Exercise goal →
Search the records for "MuidEff" and copy each line that holds it.

Information provided →
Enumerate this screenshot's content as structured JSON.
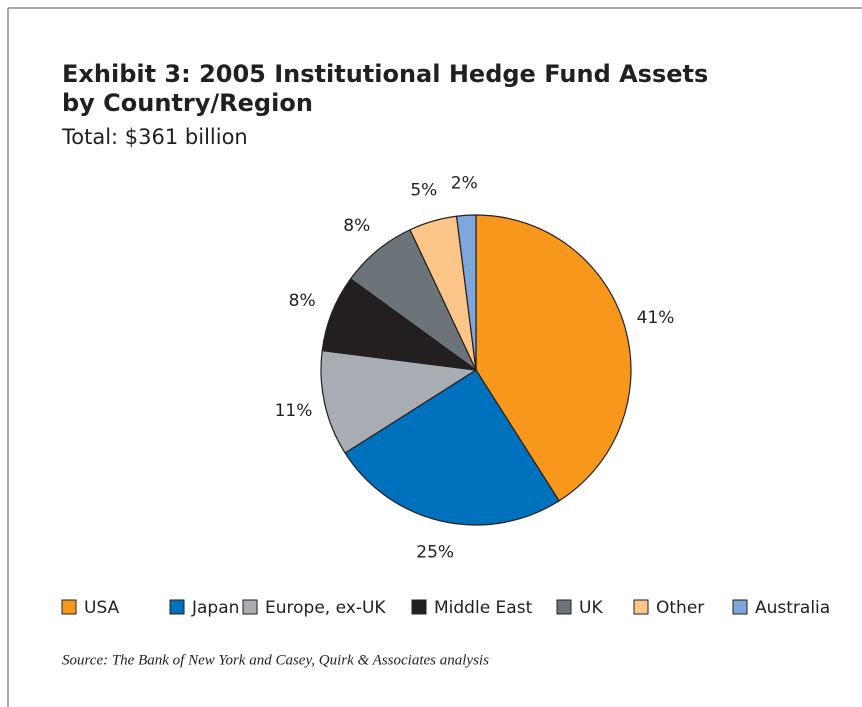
{
  "chart_data": {
    "type": "pie",
    "title": [
      "Exhibit 3: 2005 Institutional Hedge Fund Assets",
      "by Country/Region"
    ],
    "subtitle": "Total:  $361 billion",
    "categories": [
      "USA",
      "Japan",
      "Europe, ex-UK",
      "Middle East",
      "UK",
      "Other",
      "Australia"
    ],
    "values": [
      41,
      25,
      11,
      8,
      8,
      5,
      2
    ],
    "value_labels": [
      "41%",
      "25%",
      "11%",
      "8%",
      "8%",
      "5%",
      "2%"
    ],
    "colors": [
      "#f7981d",
      "#0071bc",
      "#a7adb3",
      "#231f20",
      "#6d7479",
      "#fdc689",
      "#7ea7db"
    ],
    "source": "Source: The Bank of New York and Casey, Quirk & Associates analysis"
  }
}
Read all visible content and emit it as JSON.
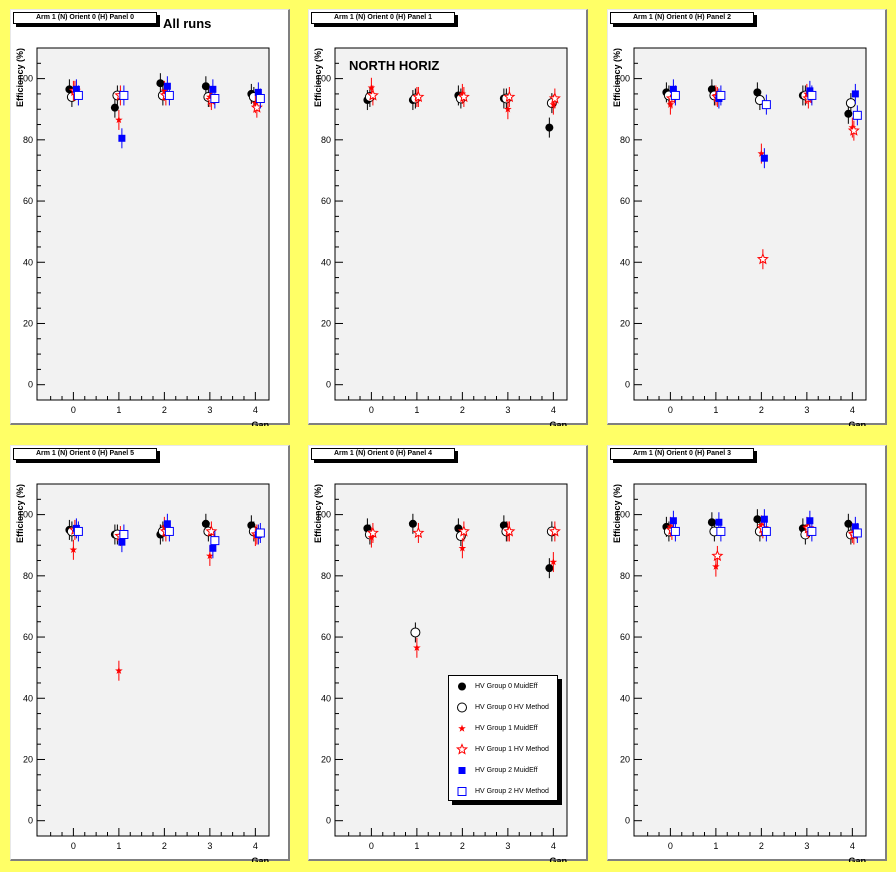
{
  "chart_data": [
    {
      "type": "scatter",
      "title": "Arm 1 (N) Orient 0 (H) Panel 0",
      "annotation": "All runs",
      "xlabel": "Gap",
      "ylabel": "Efficiency (%)",
      "ylim": [
        -5,
        110
      ],
      "xticks": [
        0,
        1,
        2,
        3,
        4
      ],
      "yticks": [
        0,
        20,
        40,
        60,
        80,
        100
      ],
      "series": [
        {
          "values": [
            96.5,
            90.5,
            98.5,
            97.5,
            95
          ]
        },
        {
          "values": [
            94,
            94.5,
            94.5,
            94,
            94
          ]
        },
        {
          "values": [
            96,
            86.5,
            96,
            94,
            92
          ]
        },
        {
          "values": [
            96,
            94.5,
            94.5,
            93,
            90.5
          ]
        },
        {
          "values": [
            96.5,
            80.5,
            97.5,
            96.5,
            95.5
          ]
        },
        {
          "values": [
            94.5,
            94.5,
            94.5,
            93.5,
            93.5
          ]
        }
      ]
    },
    {
      "type": "scatter",
      "title": "Arm 1 (N) Orient 0 (H) Panel 1",
      "annotation": "NORTH HORIZ",
      "xlabel": "Gap",
      "ylabel": "Efficiency (%)",
      "ylim": [
        -5,
        110
      ],
      "xticks": [
        0,
        1,
        2,
        3,
        4
      ],
      "yticks": [
        0,
        20,
        40,
        60,
        80,
        100
      ],
      "series": [
        {
          "values": [
            93,
            93,
            94.5,
            93.5,
            84
          ]
        },
        {
          "values": [
            94,
            93.5,
            93.5,
            93.5,
            92
          ]
        },
        {
          "values": [
            97,
            94,
            95,
            90,
            91.5
          ]
        },
        {
          "values": [
            94.5,
            94,
            94,
            94,
            93.5
          ]
        },
        {
          "values": [
            null,
            null,
            null,
            null,
            null
          ]
        },
        {
          "values": [
            null,
            null,
            null,
            null,
            null
          ]
        }
      ]
    },
    {
      "type": "scatter",
      "title": "Arm 1 (N) Orient 0 (H) Panel 2",
      "annotation": "",
      "xlabel": "Gap",
      "ylabel": "Efficiency (%)",
      "ylim": [
        -5,
        110
      ],
      "xticks": [
        0,
        1,
        2,
        3,
        4
      ],
      "yticks": [
        0,
        20,
        40,
        60,
        80,
        100
      ],
      "series": [
        {
          "values": [
            95.5,
            96.5,
            95.5,
            94.5,
            88.5
          ]
        },
        {
          "values": [
            94.5,
            94.5,
            93,
            94.5,
            92
          ]
        },
        {
          "values": [
            91.5,
            94.5,
            75.5,
            95,
            84
          ]
        },
        {
          "values": [
            93.5,
            94,
            41,
            93.5,
            83
          ]
        },
        {
          "values": [
            96.5,
            93.5,
            74,
            96,
            95
          ]
        },
        {
          "values": [
            94.5,
            94.5,
            91.5,
            94.5,
            88
          ]
        }
      ]
    },
    {
      "type": "scatter",
      "title": "Arm 1 (N) Orient 0 (H) Panel 5",
      "annotation": "",
      "xlabel": "Gap",
      "ylabel": "Efficiency (%)",
      "ylim": [
        -5,
        110
      ],
      "xticks": [
        0,
        1,
        2,
        3,
        4
      ],
      "yticks": [
        0,
        20,
        40,
        60,
        80,
        100
      ],
      "series": [
        {
          "values": [
            95,
            93.5,
            93.5,
            97,
            96.5
          ]
        },
        {
          "values": [
            94.5,
            93.5,
            94.5,
            94.5,
            94.5
          ]
        },
        {
          "values": [
            88.5,
            49,
            96,
            86.5,
            93
          ]
        },
        {
          "values": [
            95,
            93,
            94.5,
            94.5,
            93.5
          ]
        },
        {
          "values": [
            95.5,
            91,
            97,
            89,
            93.5
          ]
        },
        {
          "values": [
            94.5,
            93.5,
            94.5,
            91.5,
            94
          ]
        }
      ]
    },
    {
      "type": "scatter",
      "title": "Arm 1 (N) Orient 0 (H) Panel 4",
      "annotation": "",
      "xlabel": "Gap",
      "ylabel": "Efficiency (%)",
      "ylim": [
        -5,
        110
      ],
      "xticks": [
        0,
        1,
        2,
        3,
        4
      ],
      "yticks": [
        0,
        20,
        40,
        60,
        80,
        100
      ],
      "series": [
        {
          "values": [
            95.5,
            97,
            95.5,
            96.5,
            82.5
          ]
        },
        {
          "values": [
            93.5,
            61.5,
            93,
            94.5,
            94.5
          ]
        },
        {
          "values": [
            92.5,
            56.5,
            89,
            94.5,
            84.5
          ]
        },
        {
          "values": [
            94,
            94,
            94.5,
            94.5,
            94.5
          ]
        },
        {
          "values": [
            null,
            null,
            null,
            null,
            null
          ]
        },
        {
          "values": [
            null,
            null,
            null,
            null,
            null
          ]
        }
      ]
    },
    {
      "type": "scatter",
      "title": "Arm 1 (N) Orient 0 (H) Panel 3",
      "annotation": "",
      "xlabel": "Gap",
      "ylabel": "Efficiency (%)",
      "ylim": [
        -5,
        110
      ],
      "xticks": [
        0,
        1,
        2,
        3,
        4
      ],
      "yticks": [
        0,
        20,
        40,
        60,
        80,
        100
      ],
      "series": [
        {
          "values": [
            96,
            97.5,
            98.5,
            95.5,
            97
          ]
        },
        {
          "values": [
            94.5,
            94.5,
            94.5,
            93.5,
            93.5
          ]
        },
        {
          "values": [
            96,
            83,
            96.5,
            96,
            94
          ]
        },
        {
          "values": [
            95,
            86.5,
            95.5,
            95.5,
            93.5
          ]
        },
        {
          "values": [
            98,
            97.5,
            98.5,
            98,
            96
          ]
        },
        {
          "values": [
            94.5,
            94.5,
            94.5,
            94.5,
            94
          ]
        }
      ]
    }
  ],
  "legend": {
    "entries": [
      "HV Group 0 MuidEff",
      "HV Group 0 HV Method",
      "HV Group 1 MuidEff",
      "HV Group 1 HV Method",
      "HV Group 2 MuidEff",
      "HV Group 2 HV Method"
    ],
    "colors": [
      "#000000",
      "#000000",
      "#ff0000",
      "#ff0000",
      "#0000ff",
      "#0000ff"
    ],
    "markers": [
      "filled-circle",
      "open-circle",
      "filled-star",
      "open-star",
      "filled-square",
      "open-square"
    ]
  }
}
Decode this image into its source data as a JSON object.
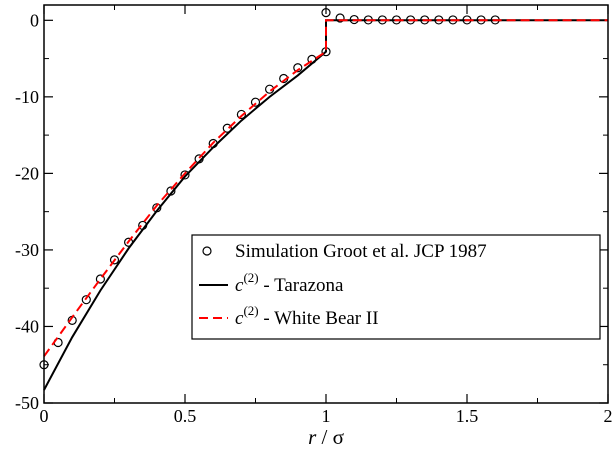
{
  "chart_data": {
    "type": "line",
    "title": "",
    "xlabel_italic": "r",
    "xlabel_rest": " / σ",
    "ylabel": "",
    "xlim": [
      0,
      2
    ],
    "ylim": [
      -50,
      2
    ],
    "x_ticks": [
      0,
      0.5,
      1,
      1.5,
      2
    ],
    "x_tick_labels": [
      "0",
      "0.5",
      "1",
      "1.5",
      "2"
    ],
    "y_ticks": [
      0,
      -10,
      -20,
      -30,
      -40,
      -50
    ],
    "y_tick_labels": [
      "0",
      "-10",
      "-20",
      "-30",
      "-40",
      "-50"
    ],
    "legend_placement": "center-right",
    "series": [
      {
        "name": "Simulation Groot et al. JCP 1987",
        "legend_main": "Simulation Groot et al. JCP 1987",
        "style": "markers",
        "marker": "open-circle",
        "color": "#000000",
        "x": [
          0,
          0.05,
          0.1,
          0.15,
          0.2,
          0.25,
          0.3,
          0.35,
          0.4,
          0.45,
          0.5,
          0.55,
          0.6,
          0.65,
          0.7,
          0.75,
          0.8,
          0.85,
          0.9,
          0.95,
          1.0,
          1.0,
          1.05,
          1.1,
          1.15,
          1.2,
          1.25,
          1.3,
          1.35,
          1.4,
          1.45,
          1.5,
          1.55,
          1.6
        ],
        "y": [
          -45.0,
          -42.1,
          -39.2,
          -36.5,
          -33.8,
          -31.3,
          -29.0,
          -26.8,
          -24.5,
          -22.3,
          -20.2,
          -18.1,
          -16.1,
          -14.1,
          -12.3,
          -10.7,
          -9.0,
          -7.6,
          -6.2,
          -5.1,
          -4.1,
          1.0,
          0.3,
          0.1,
          0.05,
          0.05,
          0.05,
          0.05,
          0.05,
          0.05,
          0.05,
          0.05,
          0.05,
          0.05
        ]
      },
      {
        "name": "c(2) - Tarazona",
        "legend_main": "c",
        "legend_sup": "(2)",
        "legend_rest": " - Tarazona",
        "style": "solid",
        "color": "#000000",
        "x": [
          0,
          0.1,
          0.2,
          0.3,
          0.4,
          0.5,
          0.6,
          0.7,
          0.8,
          0.9,
          1.0,
          1.0,
          2.0
        ],
        "y": [
          -48.3,
          -41.4,
          -35.3,
          -29.8,
          -24.9,
          -20.4,
          -16.6,
          -13.1,
          -10.0,
          -7.2,
          -4.1,
          0,
          0
        ]
      },
      {
        "name": "c(2) - White Bear II",
        "legend_main": "c",
        "legend_sup": "(2)",
        "legend_rest": " - White Bear II",
        "style": "dashed",
        "color": "#ff0000",
        "x": [
          0,
          0.1,
          0.2,
          0.3,
          0.4,
          0.5,
          0.6,
          0.7,
          0.8,
          0.9,
          1.0,
          1.0,
          2.0
        ],
        "y": [
          -43.9,
          -38.8,
          -33.8,
          -28.9,
          -24.2,
          -20.0,
          -16.0,
          -12.5,
          -9.3,
          -6.5,
          -4.1,
          0,
          0
        ]
      }
    ]
  }
}
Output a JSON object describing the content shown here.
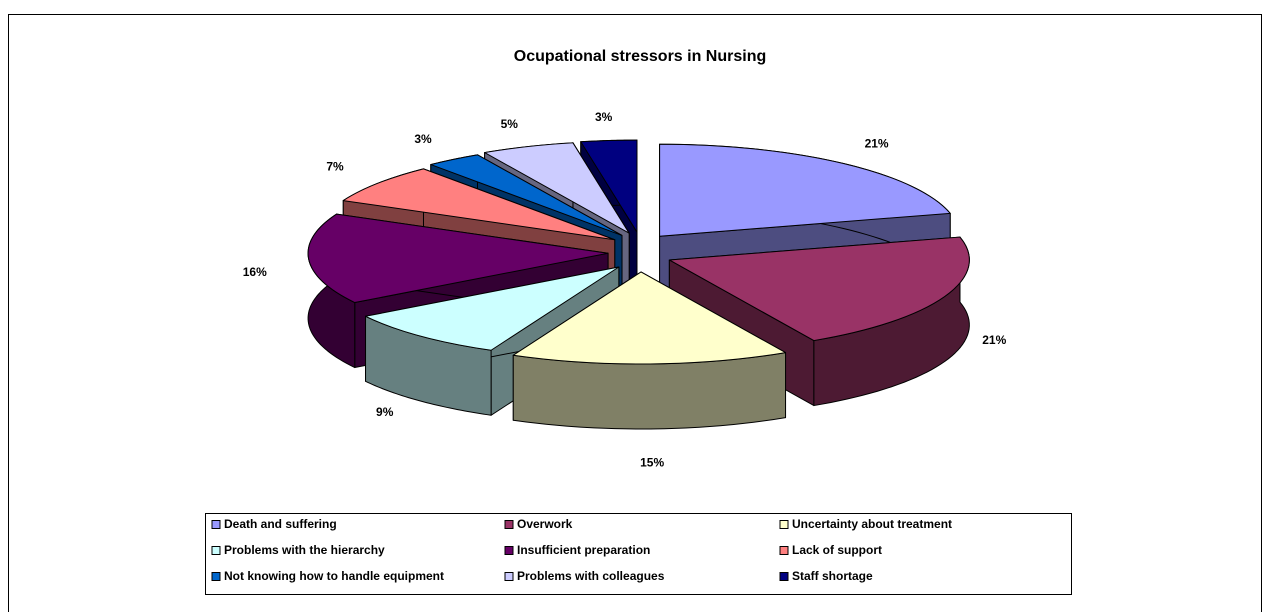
{
  "chart_data": {
    "type": "pie",
    "title": "Ocupational stressors in Nursing",
    "categories": [
      "Death and suffering",
      "Overwork",
      "Uncertainty about treatment",
      "Problems with the hierarchy",
      "Insufficient preparation",
      "Lack of support",
      "Not knowing how to handle equipment",
      "Problems with colleagues",
      "Staff shortage"
    ],
    "values": [
      21,
      21,
      15,
      9,
      16,
      7,
      3,
      5,
      3
    ],
    "value_labels": [
      "21%",
      "21%",
      "15%",
      "9%",
      "16%",
      "7%",
      "3%",
      "5%",
      "3%"
    ],
    "colors": [
      "#9999FF",
      "#993366",
      "#FFFFCC",
      "#CCFFFF",
      "#660066",
      "#FF8080",
      "#0066CC",
      "#CCCCFF",
      "#000080"
    ],
    "legend": "bottom"
  }
}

Answer for this exercise →
      "HV Group 0 MuidEff",
      "HV Group 1 MuidEff",
      "HV Group 2 MuidEff",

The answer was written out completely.